Stored rows ▸
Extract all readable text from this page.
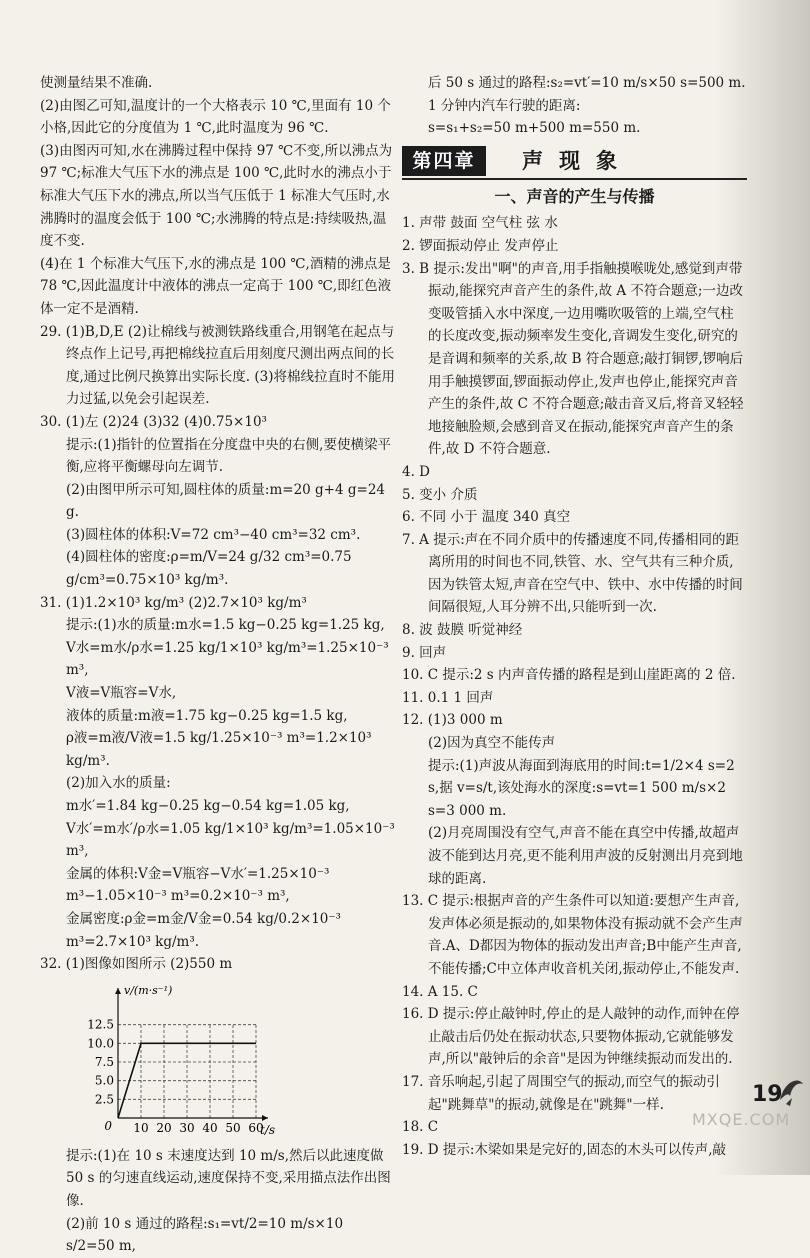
使测量结果不准确.

(2)由图乙可知,温度计的一个大格表示 10 ℃,里面有 10 个小格,因此它的分度值为 1 ℃,此时温度为 96 ℃.

(3)由图丙可知,水在沸腾过程中保持 97 ℃不变,所以沸点为 97 ℃;标准大气压下水的沸点是 100 ℃,此时水的沸点小于标准大气压下水的沸点,所以当气压低于 1 标准大气压时,水沸腾时的温度会低于 100 ℃;水沸腾的特点是:持续吸热,温度不变.

(4)在 1 个标准大气压下,水的沸点是 100 ℃,酒精的沸点是 78 ℃,因此温度计中液体的沸点一定高于 100 ℃,即红色液体一定不是酒精.

29. (1)B,D,E (2)让棉线与被测铁路线重合,用钢笔在起点与终点作上记号,再把棉线拉直后用刻度尺测出两点间的长度,通过比例尺换算出实际长度. (3)将棉线拉直时不能用力过猛,以免会引起误差.

30. (1)左 (2)24 (3)32 (4)0.75×10³

提示:(1)指针的位置指在分度盘中央的右侧,要使横梁平衡,应将平衡螺母向左调节.

(2)由图甲所示可知,圆柱体的质量:m=20 g+4 g=24 g.

(3)圆柱体的体积:V=72 cm³−40 cm³=32 cm³.

(4)圆柱体的密度:ρ=m/V=24 g/32 cm³=0.75 g/cm³=0.75×10³ kg/m³.

31. (1)1.2×10³ kg/m³ (2)2.7×10³ kg/m³

提示:(1)水的质量:m水=1.5 kg−0.25 kg=1.25 kg,

V水=m水/ρ水=1.25 kg/1×10³ kg/m³=1.25×10⁻³ m³,

V液=V瓶容=V水,

液体的质量:m液=1.75 kg−0.25 kg=1.5 kg,

ρ液=m液/V液=1.5 kg/1.25×10⁻³ m³=1.2×10³ kg/m³.

(2)加入水的质量:

m水′=1.84 kg−0.25 kg−0.54 kg=1.05 kg,

V水′=m水′/ρ水=1.05 kg/1×10³ kg/m³=1.05×10⁻³ m³,

金属的体积:V金=V瓶容−V水′=1.25×10⁻³ m³−1.05×10⁻³ m³=0.2×10⁻³ m³,

金属密度:ρ金=m金/V金=0.54 kg/0.2×10⁻³ m³=2.7×10³ kg/m³.

32. (1)图像如图所示 (2)550 m

10 20 30 40 50 60
2.5
5.0
7.5
10.0
12.5
0
v/(m·s⁻¹)
t/s

提示:(1)在 10 s 末速度达到 10 m/s,然后以此速度做 50 s 的匀速直线运动,速度保持不变,采用描点法作出图像.

(2)前 10 s 通过的路程:s₁=vt/2=10 m/s×10 s/2=50 m,

后 50 s 通过的路程:s₂=vt′=10 m/s×50 s=500 m.

1 分钟内汽车行驶的距离:

s=s₁+s₂=50 m+500 m=550 m.

第四章	声现象
一、声音的产生与传播

1. 声带 鼓面 空气柱 弦 水

2. 锣面振动停止 发声停止

3. B 提示:发出"啊"的声音,用手指触摸喉咙处,感觉到声带振动,能探究声音产生的条件,故 A 不符合题意;一边改变吸管插入水中深度,一边用嘴吹吸管的上端,空气柱的长度改变,振动频率发生变化,音调发生变化,研究的是音调和频率的关系,故 B 符合题意;敲打铜锣,锣响后用手触摸锣面,锣面振动停止,发声也停止,能探究声音产生的条件,故 C 不符合题意;敲击音叉后,将音叉轻轻地接触脸颊,会感到音叉在振动,能探究声音产生的条件,故 D 不符合题意.

4. D

5. 变小 介质

6. 不同 小于 温度 340 真空

7. A 提示:声在不同介质中的传播速度不同,传播相同的距离所用的时间也不同,铁管、水、空气共有三种介质,因为铁管太短,声音在空气中、铁中、水中传播的时间间隔很短,人耳分辨不出,只能听到一次.

8. 波 鼓膜 听觉神经

9. 回声

10. C 提示:2 s 内声音传播的路程是到山崖距离的 2 倍.

11. 0.1 1 回声

12. (1)3 000 m

(2)因为真空不能传声

提示:(1)声波从海面到海底用的时间:t=1/2×4 s=2 s,据 v=s/t,该处海水的深度:s=vt=1 500 m/s×2 s=3 000 m.

(2)月亮周围没有空气,声音不能在真空中传播,故超声波不能到达月亮,更不能利用声波的反射测出月亮到地球的距离.

13. C 提示:根据声音的产生条件可以知道:要想产生声音,发声体必须是振动的,如果物体没有振动就不会产生声音.A、D都因为物体的振动发出声音;B中能产生声音,不能传播;C中立体声收音机关闭,振动停止,不能发声.

14. A 15. C

16. D 提示:停止敲钟时,停止的是人敲钟的动作,而钟在停止敲击后仍处在振动状态,只要物体振动,它就能够发声,所以"敲钟后的余音"是因为钟继续振动而发出的.

17. 音乐响起,引起了周围空气的振动,而空气的振动引起"跳舞草"的振动,就像是在"跳舞"一样.

18. C

19. D 提示:木梁如果是完好的,固态的木头可以传声,敲

19
MXQE.COM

Required work ▸ Quote all the lines above exactly as given. Do not include the pictures.

Task response ▸
Extract all readable text from this page.
使测量结果不准确.

(2)由图乙可知,温度计的一个大格表示 10 ℃,里面有 10 个小格,因此它的分度值为 1 ℃,此时温度为 96 ℃.

(3)由图丙可知,水在沸腾过程中保持 97 ℃不变,所以沸点为 97 ℃;标准大气压下水的沸点是 100 ℃,此时水的沸点小于标准大气压下水的沸点,所以当气压低于 1 标准大气压时,水沸腾时的温度会低于 100 ℃;水沸腾的特点是:持续吸热,温度不变.

(4)在 1 个标准大气压下,水的沸点是 100 ℃,酒精的沸点是 78 ℃,因此温度计中液体的沸点一定高于 100 ℃,即红色液体一定不是酒精.

29. (1)B,D,E (2)让棉线与被测铁路线重合,用钢笔在起点与终点作上记号,再把棉线拉直后用刻度尺测出两点间的长度,通过比例尺换算出实际长度. (3)将棉线拉直时不能用力过猛,以免会引起误差.

30. (1)左 (2)24 (3)32 (4)0.75×10³

提示:(1)指针的位置指在分度盘中央的右侧,要使横梁平衡,应将平衡螺母向左调节.

(2)由图甲所示可知,圆柱体的质量:m=20 g+4 g=24 g.

(3)圆柱体的体积:V=72 cm³−40 cm³=32 cm³.

(4)圆柱体的密度:ρ=m/V=24 g/32 cm³=0.75 g/cm³=0.75×10³ kg/m³.

31. (1)1.2×10³ kg/m³ (2)2.7×10³ kg/m³

提示:(1)水的质量:m水=1.5 kg−0.25 kg=1.25 kg,

V水=m水/ρ水=1.25 kg/1×10³ kg/m³=1.25×10⁻³ m³,

V液=V瓶容=V水,

液体的质量:m液=1.75 kg−0.25 kg=1.5 kg,

ρ液=m液/V液=1.5 kg/1.25×10⁻³ m³=1.2×10³ kg/m³.

(2)加入水的质量:

m水′=1.84 kg−0.25 kg−0.54 kg=1.05 kg,

V水′=m水′/ρ水=1.05 kg/1×10³ kg/m³=1.05×10⁻³ m³,

金属的体积:V金=V瓶容−V水′=1.25×10⁻³ m³−1.05×10⁻³ m³=0.2×10⁻³ m³,

金属密度:ρ金=m金/V金=0.54 kg/0.2×10⁻³ m³=2.7×10³ kg/m³.

32. (1)图像如图所示 (2)550 m

10 20 30 40 50 60
2.5
5.0
7.5
10.0
12.5
0
v/(m·s⁻¹)
t/s

提示:(1)在 10 s 末速度达到 10 m/s,然后以此速度做 50 s 的匀速直线运动,速度保持不变,采用描点法作出图像.

(2)前 10 s 通过的路程:s₁=vt/2=10 m/s×10 s/2=50 m,

后 50 s 通过的路程:s₂=vt′=10 m/s×50 s=500 m.

1 分钟内汽车行驶的距离:

s=s₁+s₂=50 m+500 m=550 m.

第四章	声现象
一、声音的产生与传播

1. 声带 鼓面 空气柱 弦 水

2. 锣面振动停止 发声停止

3. B 提示:发出"啊"的声音,用手指触摸喉咙处,感觉到声带振动,能探究声音产生的条件,故 A 不符合题意;一边改变吸管插入水中深度,一边用嘴吹吸管的上端,空气柱的长度改变,振动频率发生变化,音调发生变化,研究的是音调和频率的关系,故 B 符合题意;敲打铜锣,锣响后用手触摸锣面,锣面振动停止,发声也停止,能探究声音产生的条件,故 C 不符合题意;敲击音叉后,将音叉轻轻地接触脸颊,会感到音叉在振动,能探究声音产生的条件,故 D 不符合题意.

4. D

5. 变小 介质

6. 不同 小于 温度 340 真空

7. A 提示:声在不同介质中的传播速度不同,传播相同的距离所用的时间也不同,铁管、水、空气共有三种介质,因为铁管太短,声音在空气中、铁中、水中传播的时间间隔很短,人耳分辨不出,只能听到一次.

8. 波 鼓膜 听觉神经

9. 回声

10. C 提示:2 s 内声音传播的路程是到山崖距离的 2 倍.

11. 0.1 1 回声

12. (1)3 000 m

(2)因为真空不能传声

提示:(1)声波从海面到海底用的时间:t=1/2×4 s=2 s,据 v=s/t,该处海水的深度:s=vt=1 500 m/s×2 s=3 000 m.

(2)月亮周围没有空气,声音不能在真空中传播,故超声波不能到达月亮,更不能利用声波的反射测出月亮到地球的距离.

13. C 提示:根据声音的产生条件可以知道:要想产生声音,发声体必须是振动的,如果物体没有振动就不会产生声音.A、D都因为物体的振动发出声音;B中能产生声音,不能传播;C中立体声收音机关闭,振动停止,不能发声.

14. A 15. C

16. D 提示:停止敲钟时,停止的是人敲钟的动作,而钟在停止敲击后仍处在振动状态,只要物体振动,它就能够发声,所以"敲钟后的余音"是因为钟继续振动而发出的.

17. 音乐响起,引起了周围空气的振动,而空气的振动引起"跳舞草"的振动,就像是在"跳舞"一样.

18. C

19. D 提示:木梁如果是完好的,固态的木头可以传声,敲

19
MXQE.COM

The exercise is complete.